* **Consegna**:
Scrivi il seguito del testo sul progetto di scavo del castello di San Pietro, riprendendo subito dopo la sua ultima frase.

* **Brano fornito**:
La voglia di scavare c’è, ma si attende la concessione

Là, sul colle di Castel San Pietro che oggi accoglie la Chiesa Rossa, non si vede l’ora di scavare. L’intenzione è infatti di riportare alla luce – archeologicamente parlando – il castello di San Pietro. Secondo gli studiosi si è di fronte a un complesso medievale molto particolare. Grazie anche alle ricerche condotte a partire dagli anni ‘80, tutto porta a credere che in quell’area fossero riuniti i due poteri principali del Medioevo: il potere militare, testimoniato dalla fortezza, e il potere ecclesiastico, testimoniato dalla residenza vescovile. Un’occasione potenzialmente unica, dunque, di ricostruire ulteriormente la storia del Mendrisiotto (e non solo) tra l’anno 1000 e il 1500. Il tutto considerando che a pochi chilometri in linea d’aria, a Tremona, è già stato riportato alla luce un villaggio che oggi è conosciuto come il primo parco archeologico nel Cantone. Per quel che riguarda Castel San Pietro, come detto, il progetto di scavo archeologico è stato allestito ed è già stato discusso (anche affinato) in diverse sedi. Manca, però, la proverbiale luce verde.
«Cosa sta succedendo?»

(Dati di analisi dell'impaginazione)
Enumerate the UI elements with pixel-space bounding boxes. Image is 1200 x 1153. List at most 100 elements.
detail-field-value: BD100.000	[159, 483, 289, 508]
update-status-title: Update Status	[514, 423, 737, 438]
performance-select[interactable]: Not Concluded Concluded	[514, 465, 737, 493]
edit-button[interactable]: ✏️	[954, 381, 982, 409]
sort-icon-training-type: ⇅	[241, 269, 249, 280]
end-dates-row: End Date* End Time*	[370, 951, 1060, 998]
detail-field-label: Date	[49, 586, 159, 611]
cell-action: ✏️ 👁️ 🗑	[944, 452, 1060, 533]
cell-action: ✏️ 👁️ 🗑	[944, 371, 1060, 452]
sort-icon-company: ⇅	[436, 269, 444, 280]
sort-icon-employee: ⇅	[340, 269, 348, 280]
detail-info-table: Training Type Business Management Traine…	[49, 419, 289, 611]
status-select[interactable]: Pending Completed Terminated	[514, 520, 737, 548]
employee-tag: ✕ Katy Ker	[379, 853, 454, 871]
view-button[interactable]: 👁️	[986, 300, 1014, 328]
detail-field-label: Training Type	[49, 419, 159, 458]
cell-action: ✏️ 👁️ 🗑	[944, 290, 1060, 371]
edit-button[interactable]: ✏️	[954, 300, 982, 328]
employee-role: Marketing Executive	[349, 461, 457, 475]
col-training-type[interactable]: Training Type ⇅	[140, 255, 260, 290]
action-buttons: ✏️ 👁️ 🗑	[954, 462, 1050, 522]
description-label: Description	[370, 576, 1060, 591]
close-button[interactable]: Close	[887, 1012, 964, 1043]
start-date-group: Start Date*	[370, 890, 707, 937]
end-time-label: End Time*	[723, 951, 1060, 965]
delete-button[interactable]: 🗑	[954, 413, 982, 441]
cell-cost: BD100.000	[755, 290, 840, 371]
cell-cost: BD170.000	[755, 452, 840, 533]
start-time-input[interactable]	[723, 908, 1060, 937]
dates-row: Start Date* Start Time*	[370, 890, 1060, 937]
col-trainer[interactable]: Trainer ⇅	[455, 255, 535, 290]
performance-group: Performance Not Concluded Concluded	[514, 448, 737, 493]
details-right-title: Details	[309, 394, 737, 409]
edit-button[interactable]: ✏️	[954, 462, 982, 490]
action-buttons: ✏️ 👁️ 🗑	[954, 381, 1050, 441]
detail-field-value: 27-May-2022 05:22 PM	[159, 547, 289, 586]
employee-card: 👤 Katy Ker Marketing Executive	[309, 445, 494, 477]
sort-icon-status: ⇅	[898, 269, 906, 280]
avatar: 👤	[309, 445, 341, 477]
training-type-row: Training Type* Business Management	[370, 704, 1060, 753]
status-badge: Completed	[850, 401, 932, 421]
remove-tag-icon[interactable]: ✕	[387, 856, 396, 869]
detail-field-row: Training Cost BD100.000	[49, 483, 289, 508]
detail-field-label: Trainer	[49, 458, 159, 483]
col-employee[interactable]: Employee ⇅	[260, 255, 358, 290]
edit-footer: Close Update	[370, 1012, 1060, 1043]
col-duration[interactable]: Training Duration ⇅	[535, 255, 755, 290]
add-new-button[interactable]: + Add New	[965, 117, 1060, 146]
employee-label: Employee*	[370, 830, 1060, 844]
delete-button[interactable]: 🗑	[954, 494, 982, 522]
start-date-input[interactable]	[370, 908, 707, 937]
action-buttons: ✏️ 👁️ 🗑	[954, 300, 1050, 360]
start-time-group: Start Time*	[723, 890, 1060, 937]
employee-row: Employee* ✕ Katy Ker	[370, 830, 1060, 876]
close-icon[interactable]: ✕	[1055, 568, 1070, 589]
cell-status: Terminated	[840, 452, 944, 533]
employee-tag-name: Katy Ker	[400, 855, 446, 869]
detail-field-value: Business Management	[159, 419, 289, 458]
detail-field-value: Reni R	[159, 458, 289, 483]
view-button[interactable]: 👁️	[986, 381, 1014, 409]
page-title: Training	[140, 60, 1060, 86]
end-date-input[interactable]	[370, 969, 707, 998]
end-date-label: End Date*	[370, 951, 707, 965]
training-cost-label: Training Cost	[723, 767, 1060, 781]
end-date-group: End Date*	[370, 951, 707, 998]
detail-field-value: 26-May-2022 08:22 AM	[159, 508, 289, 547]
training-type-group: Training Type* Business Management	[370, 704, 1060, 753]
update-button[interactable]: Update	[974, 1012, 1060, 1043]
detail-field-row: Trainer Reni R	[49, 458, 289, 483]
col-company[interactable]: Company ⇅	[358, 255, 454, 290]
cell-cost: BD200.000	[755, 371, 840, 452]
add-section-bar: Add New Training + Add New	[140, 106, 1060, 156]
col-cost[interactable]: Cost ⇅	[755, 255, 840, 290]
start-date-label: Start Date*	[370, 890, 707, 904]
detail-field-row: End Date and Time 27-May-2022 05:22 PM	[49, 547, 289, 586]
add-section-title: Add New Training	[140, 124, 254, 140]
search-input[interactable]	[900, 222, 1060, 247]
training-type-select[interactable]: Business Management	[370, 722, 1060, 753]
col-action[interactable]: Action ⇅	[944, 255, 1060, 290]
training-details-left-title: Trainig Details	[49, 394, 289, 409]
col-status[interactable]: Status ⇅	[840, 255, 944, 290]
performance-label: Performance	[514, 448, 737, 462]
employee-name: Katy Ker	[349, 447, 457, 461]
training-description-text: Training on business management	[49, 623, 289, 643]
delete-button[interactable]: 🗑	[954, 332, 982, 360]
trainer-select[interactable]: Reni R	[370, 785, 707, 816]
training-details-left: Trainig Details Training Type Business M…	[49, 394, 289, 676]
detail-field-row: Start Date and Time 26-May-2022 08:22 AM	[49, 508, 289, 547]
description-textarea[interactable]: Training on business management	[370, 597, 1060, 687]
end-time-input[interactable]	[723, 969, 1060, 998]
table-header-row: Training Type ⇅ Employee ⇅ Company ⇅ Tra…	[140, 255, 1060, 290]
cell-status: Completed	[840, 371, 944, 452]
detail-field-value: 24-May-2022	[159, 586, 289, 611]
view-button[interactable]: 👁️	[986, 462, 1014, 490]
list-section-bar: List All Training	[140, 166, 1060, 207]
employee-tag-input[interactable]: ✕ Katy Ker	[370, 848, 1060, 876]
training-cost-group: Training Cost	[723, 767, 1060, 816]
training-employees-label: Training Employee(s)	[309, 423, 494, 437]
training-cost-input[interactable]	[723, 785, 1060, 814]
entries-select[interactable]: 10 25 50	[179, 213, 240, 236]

* **Svolgimento**:
È proprio a questo punto che si inserisce una domanda: «Cosa sta succedendo?». Un quesito che i granconsiglieri Paolo Ortelli (primo firmatario), Gabriele Ponti e Andrea Rigamonti (PLR) hanno posto tramite un’interrogazione, al Consiglio di Stato. «Sono ormai trascorsi anni di minuzioso e certosino lavoro di indagine e ricerca – si legge nel documento – con diversi progetti sempre sviluppati secondo i criteri consolidati di strutturazione ed elaborazione del dossier». Però, si ravvisa nell’interrogazione, «della concessione promessa in poche settimane, ancora una volta, non c’è nessuna traccia». In sostanza, dunque, manca il «permesso» per poter scavare. «Concessione che, ancora alcuni mesi or sono, nell’ambito di una riunione tra i rappresentanti dell’Associazione ricerche archeologiche Mendrisiotto (ARAM) e il capo ufficio dei Beni Culturali era stata confermata come non problematica a fronte della correttezza e qualità del dossier sottoposto». Un incontro al quale ha partecipato pure il primo firmatario dell’interrogazione.
«Opportunità di valore»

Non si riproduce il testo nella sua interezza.